> [Written problem] Pick out and copy every line below that has the word "Pendidikan".

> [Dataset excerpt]
+++

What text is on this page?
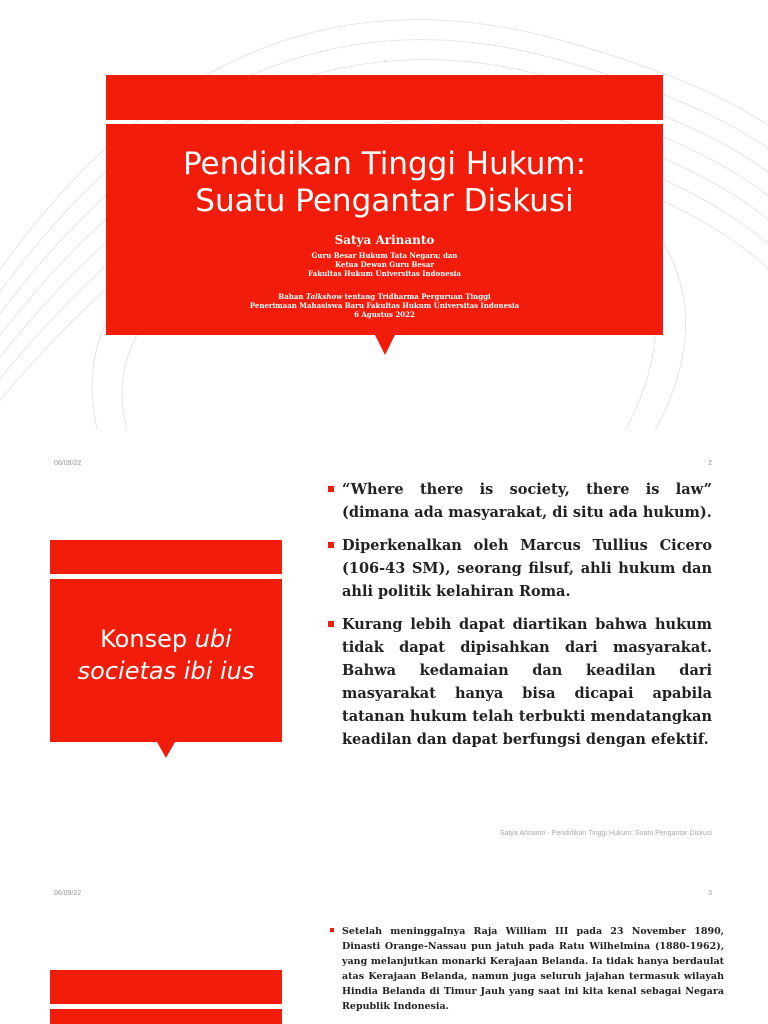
Pendidikan Tinggi Hukum:
Suatu Pengantar Diskusi
Satya Arinanto
Guru Besar Hukum Tata Negara; dan
Ketua Dewan Guru Besar
Fakultas Hukum Universitas Indonesia
Bahan Talkshow tentang Tridharma Perguruan Tinggi
Penerimaan Mahasiswa Baru Fakultas Hukum Universitas Indonesia
6 Agustus 2022
06/09/22	2
Konsep ubi
societas ibi ius
“Where there is society, there is law” (dimana ada masyarakat, di situ ada hukum).
Diperkenalkan oleh Marcus Tullius Cicero (106-43 SM), seorang filsuf, ahli hukum dan ahli politik kelahiran Roma.
Kurang lebih dapat diartikan bahwa hukum tidak dapat dipisahkan dari masyarakat. Bahwa kedamaian dan keadilan dari masyarakat hanya bisa dicapai apabila tatanan hukum telah terbukti mendatangkan keadilan dan dapat berfungsi dengan efektif.
Satya Arinanto - Pendidikan Tinggi Hukum: Suatu Pengantar Diskusi
06/09/22	3

Setelah meninggalnya Raja William III pada 23 November 1890, Dinasti Orange-Nassau pun jatuh pada Ratu Wilhelmina (1880-1962), yang melanjutkan monarki Kerajaan Belanda. Ia tidak hanya berdaulat atas Kerajaan Belanda, namun juga seluruh jajahan termasuk wilayah Hindia Belanda di Timur Jauh yang saat ini kita kenal sebagai Negara Republik Indonesia.
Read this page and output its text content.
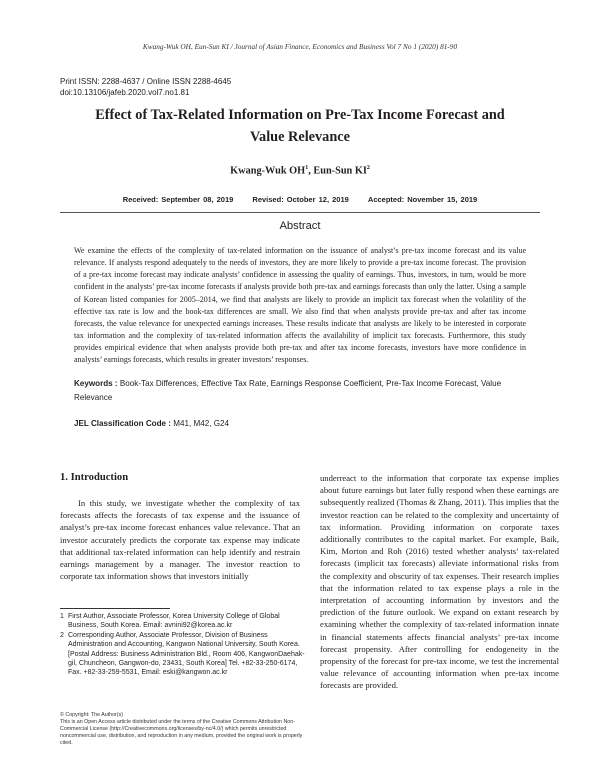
Kwang-Wuk OH, Eun-Sun KI / Journal of Asian Finance, Economics and Business Vol 7 No 1 (2020) 81-90
Print ISSN: 2288-4637 / Online ISSN 2288-4645
doi:10.13106/jafeb.2020.vol7.no1.81
Effect of Tax-Related Information on Pre-Tax Income Forecast and
Value Relevance
Kwang-Wuk $OH^1$, Eun-Sun $KI^2$
Received: September 08, 2019	Revised: October 12, 2019	Accepted: November 15, 2019
Abstract
We examine the effects of the complexity of tax-related information on the issuance of analyst’s pre-tax income forecast and its value relevance. If analysts respond adequately to the needs of investors, they are more likely to provide a pre-tax income forecast. The provision of a pre-tax income forecast may indicate analysts’ confidence in assessing the quality of earnings. Thus, investors, in turn, would be more confident in the analysts’ pre-tax income forecasts if analysts provide both pre-tax and earnings forecasts than only the latter. Using a sample of Korean listed companies for 2005–2014, we find that analysts are likely to provide an implicit tax forecast when the volatility of the effective tax rate is low and the book-tax differences are small. We also find that when analysts provide pre-tax and after tax income forecasts, the value relevance for unexpected earnings increases. These results indicate that analysts are likely to be interested in corporate tax information and the complexity of tax-related information affects the availability of implicit tax forecasts. Furthermore, this study provides empirical evidence that when analysts provide both pre-tax and after tax income forecasts, investors have more confidence in analysts’ earnings forecasts, which results in greater investors’ responses.
Keywords : Book-Tax Differences, Effective Tax Rate, Earnings Response Coefficient, Pre-Tax Income Forecast, Value Relevance
JEL Classification Code : M41, M42, G24
1. Introduction

In this study, we investigate whether the complexity of tax forecasts affects the forecasts of tax expense and the issuance of analyst’s pre-tax income forecast enhances value relevance. That an investor accurately predicts the corporate tax expense may indicate that additional tax-related information can help identify and restrain earnings management by a manager. The investor reaction to corporate tax information shows that investors initially

1 First Author, Associate Professor, Korea University College of Global Business, South Korea. Email: avnini92@korea.ac.kr
2 Corresponding Author, Associate Professor, Division of Business Administration and Accounting, Kangwon National University, South Korea. [Postal Address: Business Administration Bld., Room 406, KangwonDaehak-gil, Chuncheon, Gangwon-do, 23431, South Korea] Tel. +82-33-250-6174, Fax. +82-33-259-5531, Email: eski@kangwon.ac.kr
© Copyright: The Author(s)
This is an Open Access article distributed under the terms of the Creative Commons Attribution Non-Commercial License (http://Creativecommons.org/licenses/by-nc/4.0/) which permits unrestricted noncommercial use, distribution, and reproduction in any medium, provided the original work is properly cited.

underreact to the information that corporate tax expense implies about future earnings but later fully respond when these earnings are subsequently realized (Thomas & Zhang, 2011). This implies that the investor reaction can be related to the complexity and uncertainty of tax information. Providing information on corporate taxes additionally contributes to the capital market. For example, Baik, Kim, Morton and Roh (2016) tested whether analysts’ tax-related forecasts (implicit tax forecasts) alleviate informational risks from the complexity and obscurity of tax expenses. Their research implies that the information related to tax expense plays a role in the interpretation of accounting information by investors and the prediction of the future outlook. We expand on extant research by examining whether the complexity of tax-related information innate in financial statements affects financial analysts’ pre-tax income forecast propensity. After controlling for endogeneity in the propensity of the forecast for pre-tax income, we test the incremental value relevance of accounting information when pre-tax income forecasts are provided.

+++

> [Solution to this task]
Pendidikan Tinggi Hukum:
Satya Arinanto - Pendidikan Tinggi Hukum: Suatu Pengantar Diskusi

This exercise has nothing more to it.